### GIVEN TASK
Restate the records below word for word, and omit the images they hold.
-------
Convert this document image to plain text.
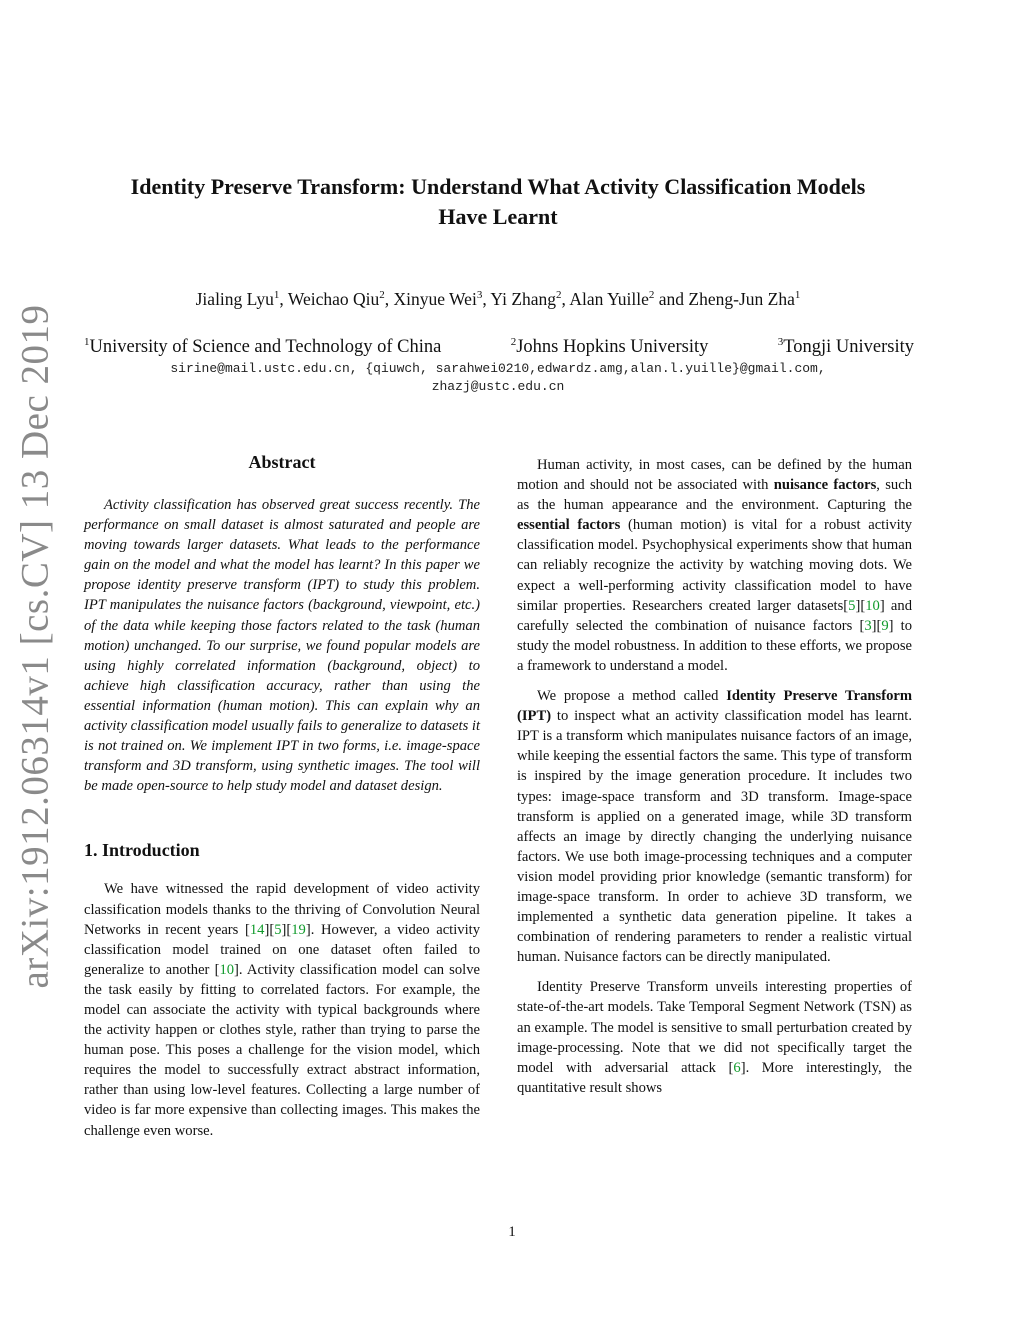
arXiv:1912.06314v1 [cs.CV] 13 Dec 2019
Identity Preserve Transform: Understand What Activity Classification Models
Have Learnt
Jialing Lyu$^1$, Weichao Qiu$^2$, Xinyue Wei$^3$, Yi Zhang$^2$, Alan Yuille$^2$ and Zheng-Jun Zha$^1$
$^1$University of Science and Technology of China	$^2$Johns Hopkins University	$^3$Tongji University
sirine@mail.ustc.edu.cn, {qiuwch, sarahwei0210,edwardz.amg,alan.l.yuille}@gmail.com,
zhazj@ustc.edu.cn
Abstract

Activity classification has observed great success recently. The performance on small dataset is almost saturated and people are moving towards larger datasets. What leads to the performance gain on the model and what the model has learnt? In this paper we propose identity preserve transform (IPT) to study this problem. IPT manipulates the nuisance factors (background, viewpoint, etc.) of the data while keeping those factors related to the task (human motion) unchanged. To our surprise, we found popular models are using highly correlated information (background, object) to achieve high classification accuracy, rather than using the essential information (human motion). This can explain why an activity classification model usually fails to generalize to datasets it is not trained on. We implement IPT in two forms, i.e. image-space transform and 3D transform, using synthetic images. The tool will be made open-source to help study model and dataset design.

1. Introduction

We have witnessed the rapid development of video activity classification models thanks to the thriving of Convolution Neural Networks in recent years [14][5][19]. However, a video activity classification model trained on one dataset often failed to generalize to another [10]. Activity classification model can solve the task easily by fitting to correlated factors. For example, the model can associate the activity with typical backgrounds where the activity happen or clothes style, rather than trying to parse the human pose. This poses a challenge for the vision model, which requires the model to successfully extract abstract information, rather than using low-level features. Collecting a large number of video is far more expensive than collecting images. This makes the challenge even worse.

Human activity, in most cases, can be defined by the human motion and should not be associated with nuisance factors, such as the human appearance and the environment. Capturing the essential factors (human motion) is vital for a robust activity classification model. Psychophysical experiments show that human can reliably recognize the activity by watching moving dots. We expect a well-performing activity classification model to have similar properties. Researchers created larger datasets[5][10] and carefully selected the combination of nuisance factors [3][9] to study the model robustness. In addition to these efforts, we propose a framework to understand a model.

We propose a method called Identity Preserve Transform (IPT) to inspect what an activity classification model has learnt. IPT is a transform which manipulates nuisance factors of an image, while keeping the essential factors the same. This type of transform is inspired by the image generation procedure. It includes two types: image-space transform and 3D transform. Image-space transform is applied on a generated image, while 3D transform affects an image by directly changing the underlying nuisance factors. We use both image-processing techniques and a computer vision model providing prior knowledge (semantic transform) for image-space transform. In order to achieve 3D transform, we implemented a synthetic data generation pipeline. It takes a combination of rendering parameters to render a realistic virtual human. Nuisance factors can be directly manipulated.

Identity Preserve Transform unveils interesting properties of state-of-the-art models. Take Temporal Segment Network (TSN) as an example. The model is sensitive to small perturbation created by image-processing. Note that we did not specifically target the model with adversarial attack [6]. More interestingly, the quantitative result shows

1
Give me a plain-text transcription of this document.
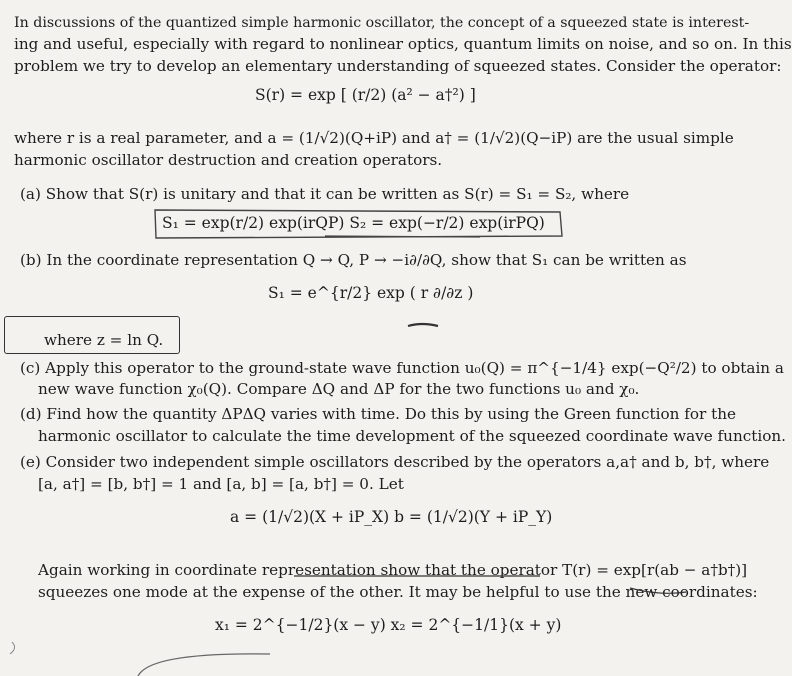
In discussions of the quantized simple harmonic oscillator, the concept of a squeezed state is interest-
ing and useful, especially with regard to nonlinear optics, quantum limits on noise, and so on. In this
problem we try to develop an elementary understanding of squeezed states. Consider the operator:
S(r) = exp [ (r/2) (a² − a†²) ]
where r is a real parameter, and a = (1/√2)(Q+iP) and a† = (1/√2)(Q−iP) are the usual simple
harmonic oscillator destruction and creation operators.
(a) Show that S(r) is unitary and that it can be written as S(r) = S₁ = S₂, where
S₁ = exp(r/2) exp(irQP) S₂ = exp(−r/2) exp(irPQ)
(b) In the coordinate representation Q → Q, P → −i∂/∂Q, show that S₁ can be written as
S₁ = e^{r/2} exp ( r ∂/∂z )
where z = ln Q.
(c) Apply this operator to the ground-state wave function u₀(Q) = π^{−1/4} exp(−Q²/2) to obtain a
new wave function χ₀(Q). Compare ΔQ and ΔP for the two functions u₀ and χ₀.
(d) Find how the quantity ΔPΔQ varies with time. Do this by using the Green function for the
harmonic oscillator to calculate the time development of the squeezed coordinate wave function.
(e) Consider two independent simple oscillators described by the operators a,a† and b, b†, where
[a, a†] = [b, b†] = 1 and [a, b] = [a, b†] = 0. Let
a = (1/√2)(X + iP_X) b = (1/√2)(Y + iP_Y)
Again working in coordinate representation show that the operator T(r) = exp[r(ab − a†b†)]
squeezes one mode at the expense of the other. It may be helpful to use the new coordinates:
x₁ = 2^{−1/2}(x − y) x₂ = 2^{−1/1}(x + y)
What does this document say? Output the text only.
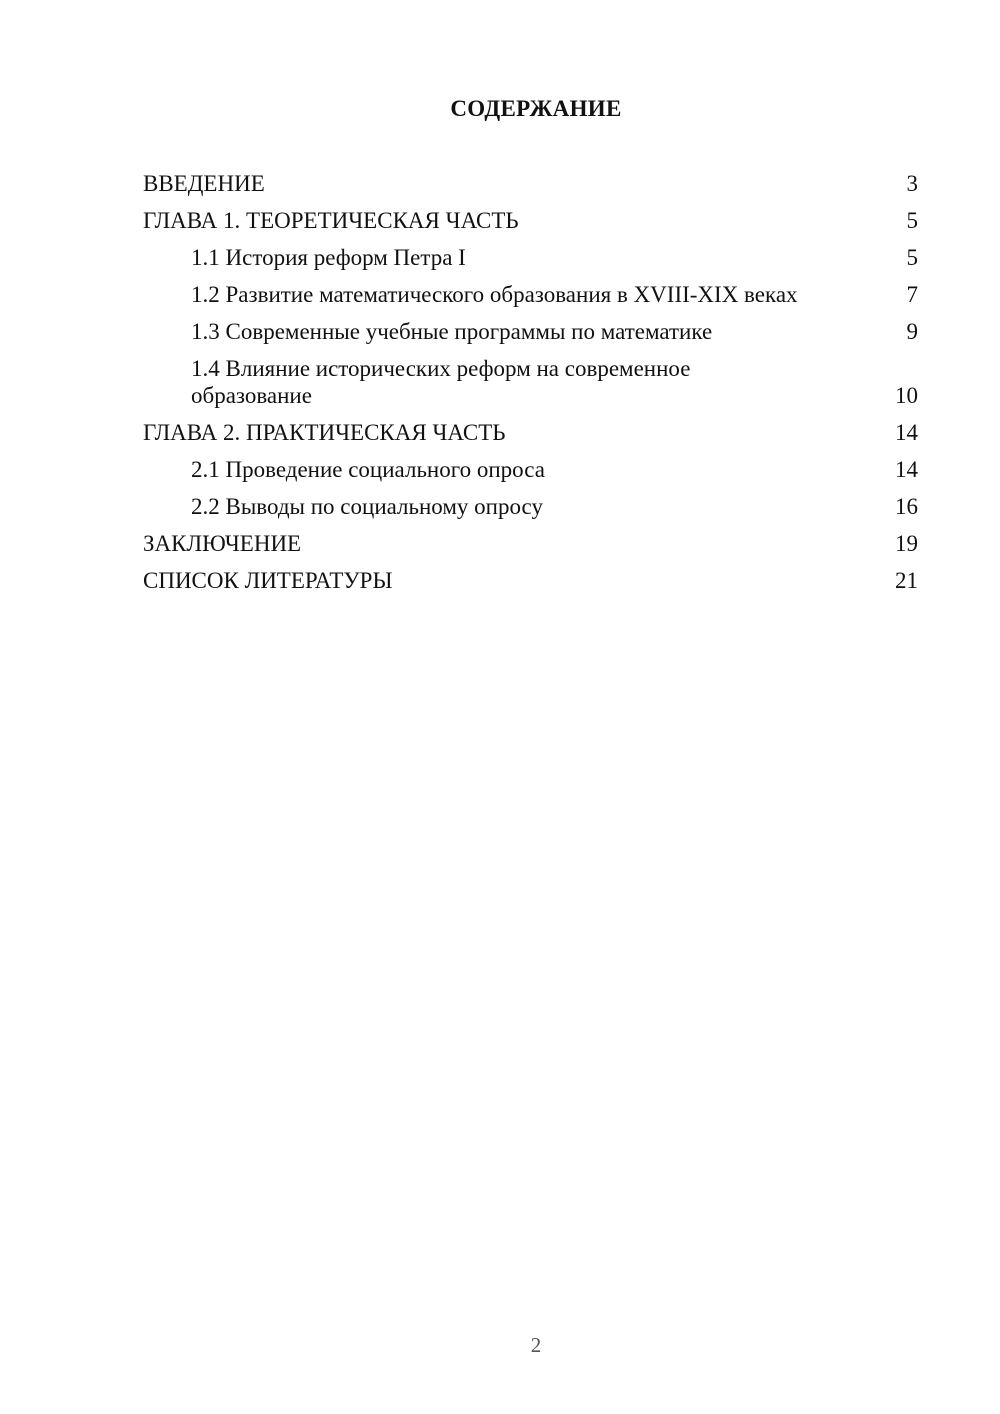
СОДЕРЖАНИЕ
ВВЕДЕНИЕ	3
ГЛАВА 1. ТЕОРЕТИЧЕСКАЯ ЧАСТЬ	5
1.1 История реформ Петра I	5
1.2 Развитие математического образования в XVIII-XIX веках	7
1.3 Современные учебные программы по математике	9
1.4 Влияние исторических реформ на современное образование	10
ГЛАВА 2. ПРАКТИЧЕСКАЯ ЧАСТЬ	14
2.1 Проведение социального опроса	14
2.2 Выводы по социальному опросу	16
ЗАКЛЮЧЕНИЕ	19
СПИСОК ЛИТЕРАТУРЫ	21
2
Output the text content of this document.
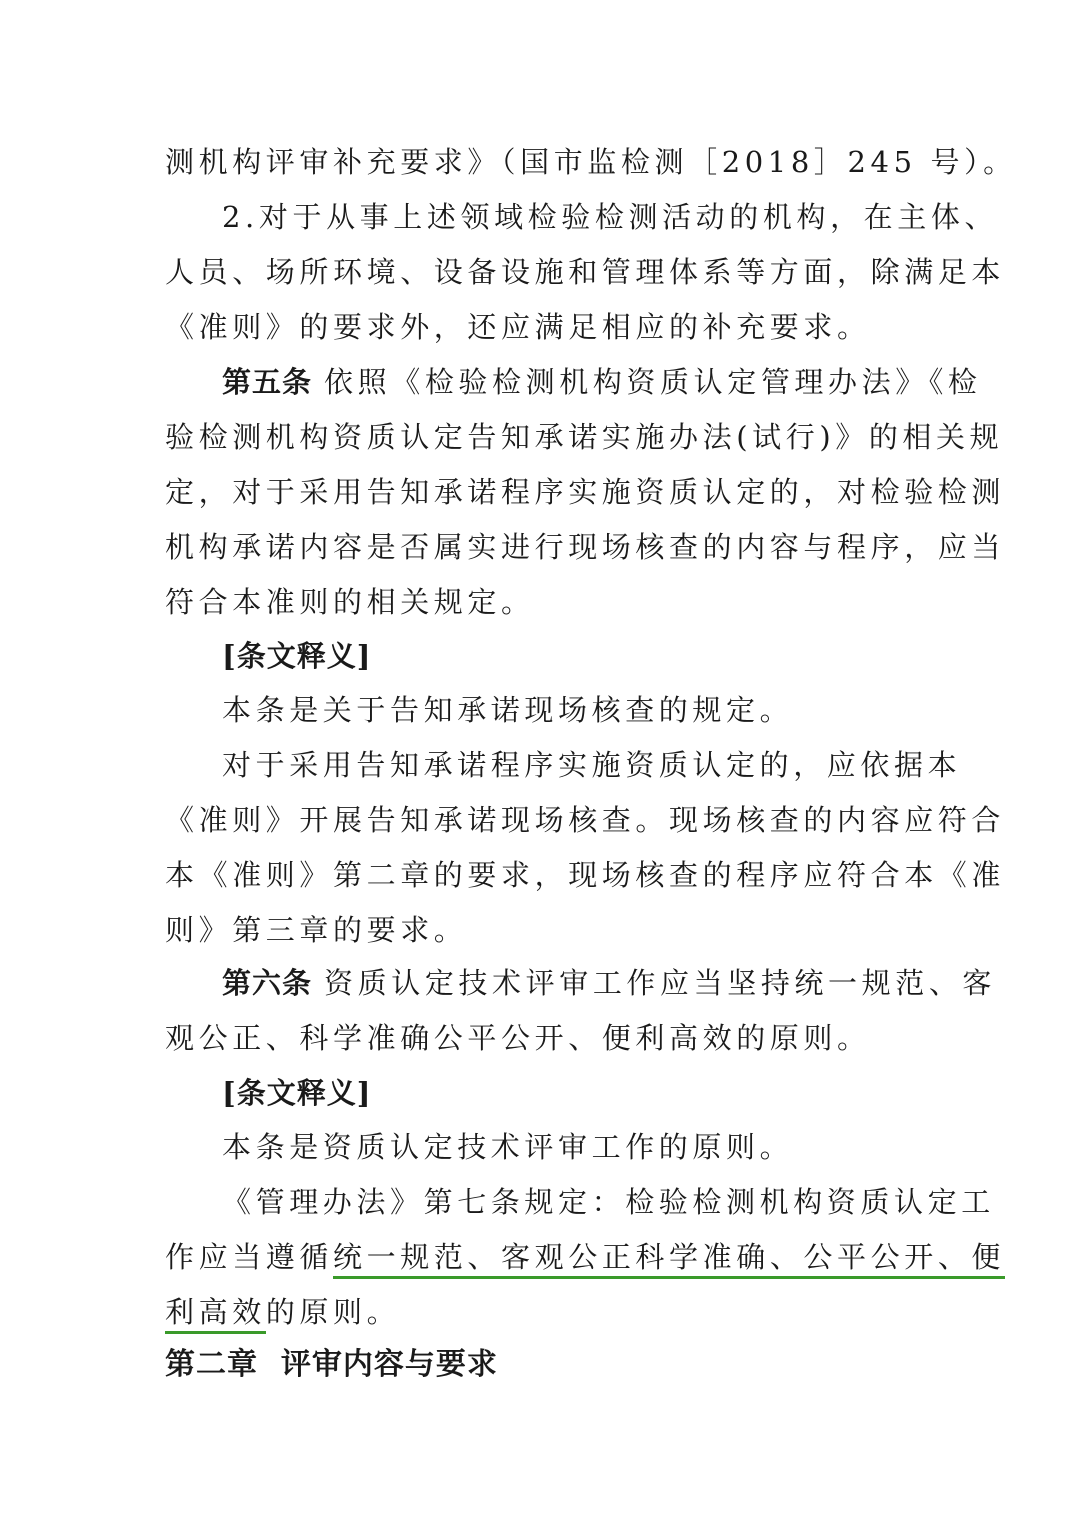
测机构评审补充要求》（国市监检测［2018］245 号）。
2.对于从事上述领域检验检测活动的机构，在主体、
人员、场所环境、设备设施和管理体系等方面，除满足本
《准则》的要求外，还应满足相应的补充要求。
第五条 依照《检验检测机构资质认定管理办法》《检
验检测机构资质认定告知承诺实施办法(试行)》的相关规
定，对于采用告知承诺程序实施资质认定的，对检验检测
机构承诺内容是否属实进行现场核查的内容与程序，应当
符合本准则的相关规定。
[条文释义]
本条是关于告知承诺现场核查的规定。
对于采用告知承诺程序实施资质认定的，应依据本
《准则》开展告知承诺现场核查。现场核查的内容应符合
本《准则》第二章的要求，现场核查的程序应符合本《准
则》第三章的要求。
第六条 资质认定技术评审工作应当坚持统一规范、客
观公正、科学准确公平公开、便利高效的原则。
[条文释义]
本条是资质认定技术评审工作的原则。
《管理办法》第七条规定：检验检测机构资质认定工
作应当遵循统一规范、客观公正科学准确、公平公开、便
利高效的原则。
第二章  评审内容与要求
-------
### EXPECTED OUTPUT
Convert this document image to plain text.
arXiv:1912.06314v1 [cs.CV] 13 Dec 2019
Identity Preserve Transform: Understand What Activity Classification Models
Have Learnt
Jialing Lyu$^1$, Weichao Qiu$^2$, Xinyue Wei$^3$, Yi Zhang$^2$, Alan Yuille$^2$ and Zheng-Jun Zha$^1$
$^1$University of Science and Technology of China	$^2$Johns Hopkins University	$^3$Tongji University
sirine@mail.ustc.edu.cn, {qiuwch, sarahwei0210,edwardz.amg,alan.l.yuille}@gmail.com,
zhazj@ustc.edu.cn
Abstract

Activity classification has observed great success recently. The performance on small dataset is almost saturated and people are moving towards larger datasets. What leads to the performance gain on the model and what the model has learnt? In this paper we propose identity preserve transform (IPT) to study this problem. IPT manipulates the nuisance factors (background, viewpoint, etc.) of the data while keeping those factors related to the task (human motion) unchanged. To our surprise, we found popular models are using highly correlated information (background, object) to achieve high classification accuracy, rather than using the essential information (human motion). This can explain why an activity classification model usually fails to generalize to datasets it is not trained on. We implement IPT in two forms, i.e. image-space transform and 3D transform, using synthetic images. The tool will be made open-source to help study model and dataset design.

1. Introduction

We have witnessed the rapid development of video activity classification models thanks to the thriving of Convolution Neural Networks in recent years [14][5][19]. However, a video activity classification model trained on one dataset often failed to generalize to another [10]. Activity classification model can solve the task easily by fitting to correlated factors. For example, the model can associate the activity with typical backgrounds where the activity happen or clothes style, rather than trying to parse the human pose. This poses a challenge for the vision model, which requires the model to successfully extract abstract information, rather than using low-level features. Collecting a large number of video is far more expensive than collecting images. This makes the challenge even worse.

Human activity, in most cases, can be defined by the human motion and should not be associated with nuisance factors, such as the human appearance and the environment. Capturing the essential factors (human motion) is vital for a robust activity classification model. Psychophysical experiments show that human can reliably recognize the activity by watching moving dots. We expect a well-performing activity classification model to have similar properties. Researchers created larger datasets[5][10] and carefully selected the combination of nuisance factors [3][9] to study the model robustness. In addition to these efforts, we propose a framework to understand a model.

We propose a method called Identity Preserve Transform (IPT) to inspect what an activity classification model has learnt. IPT is a transform which manipulates nuisance factors of an image, while keeping the essential factors the same. This type of transform is inspired by the image generation procedure. It includes two types: image-space transform and 3D transform. Image-space transform is applied on a generated image, while 3D transform affects an image by directly changing the underlying nuisance factors. We use both image-processing techniques and a computer vision model providing prior knowledge (semantic transform) for image-space transform. In order to achieve 3D transform, we implemented a synthetic data generation pipeline. It takes a combination of rendering parameters to render a realistic virtual human. Nuisance factors can be directly manipulated.

Identity Preserve Transform unveils interesting properties of state-of-the-art models. Take Temporal Segment Network (TSN) as an example. The model is sensitive to small perturbation created by image-processing. Note that we did not specifically target the model with adversarial attack [6]. More interestingly, the quantitative result shows

1
Give me a plain-text transcription of this document.
In discussions of the quantized simple harmonic oscillator, the concept of a squeezed state is interest-
ing and useful, especially with regard to nonlinear optics, quantum limits on noise, and so on. In this
problem we try to develop an elementary understanding of squeezed states. Consider the operator:
S(r) = exp [ (r/2) (a² − a†²) ]
where r is a real parameter, and a = (1/√2)(Q+iP) and a† = (1/√2)(Q−iP) are the usual simple
harmonic oscillator destruction and creation operators.
(a) Show that S(r) is unitary and that it can be written as S(r) = S₁ = S₂, where
S₁ = exp(r/2) exp(irQP) S₂ = exp(−r/2) exp(irPQ)
(b) In the coordinate representation Q → Q, P → −i∂/∂Q, show that S₁ can be written as
S₁ = e^{r/2} exp ( r ∂/∂z )
where z = ln Q.
(c) Apply this operator to the ground-state wave function u₀(Q) = π^{−1/4} exp(−Q²/2) to obtain a
new wave function χ₀(Q). Compare ΔQ and ΔP for the two functions u₀ and χ₀.
(d) Find how the quantity ΔPΔQ varies with time. Do this by using the Green function for the
harmonic oscillator to calculate the time development of the squeezed coordinate wave function.
(e) Consider two independent simple oscillators described by the operators a,a† and b, b†, where
[a, a†] = [b, b†] = 1 and [a, b] = [a, b†] = 0. Let
a = (1/√2)(X + iP_X) b = (1/√2)(Y + iP_Y)
Again working in coordinate representation show that the operator T(r) = exp[r(ab − a†b†)]
squeezes one mode at the expense of the other. It may be helpful to use the new coordinates:
x₁ = 2^{−1/2}(x − y) x₂ = 2^{−1/1}(x + y)
What does this document say? Output the text only.
СОДЕРЖАНИЕ
ВВЕДЕНИЕ	3
ГЛАВА 1. ТЕОРЕТИЧЕСКАЯ ЧАСТЬ	5
1.1 История реформ Петра I	5
1.2 Развитие математического образования в XVIII-XIX веках	7
1.3 Современные учебные программы по математике	9
1.4 Влияние исторических реформ на современное образование	10
ГЛАВА 2. ПРАКТИЧЕСКАЯ ЧАСТЬ	14
2.1 Проведение социального опроса	14
2.2 Выводы по социальному опросу	16
ЗАКЛЮЧЕНИЕ	19
СПИСОК ЛИТЕРАТУРЫ	21
2
Output the text content of this document.
测机构评审补充要求》（国市监检测［2018］245 号）。
2.对于从事上述领域检验检测活动的机构，在主体、
人员、场所环境、设备设施和管理体系等方面，除满足本
《准则》的要求外，还应满足相应的补充要求。
第五条 依照《检验检测机构资质认定管理办法》《检
验检测机构资质认定告知承诺实施办法(试行)》的相关规
定，对于采用告知承诺程序实施资质认定的，对检验检测
机构承诺内容是否属实进行现场核查的内容与程序，应当
符合本准则的相关规定。
[条文释义]
本条是关于告知承诺现场核查的规定。
对于采用告知承诺程序实施资质认定的，应依据本
《准则》开展告知承诺现场核查。现场核查的内容应符合
本《准则》第二章的要求，现场核查的程序应符合本《准
则》第三章的要求。
第六条 资质认定技术评审工作应当坚持统一规范、客
观公正、科学准确公平公开、便利高效的原则。
[条文释义]
本条是资质认定技术评审工作的原则。
《管理办法》第七条规定：检验检测机构资质认定工
作应当遵循统一规范、客观公正科学准确、公平公开、便
利高效的原则。
第二章  评审内容与要求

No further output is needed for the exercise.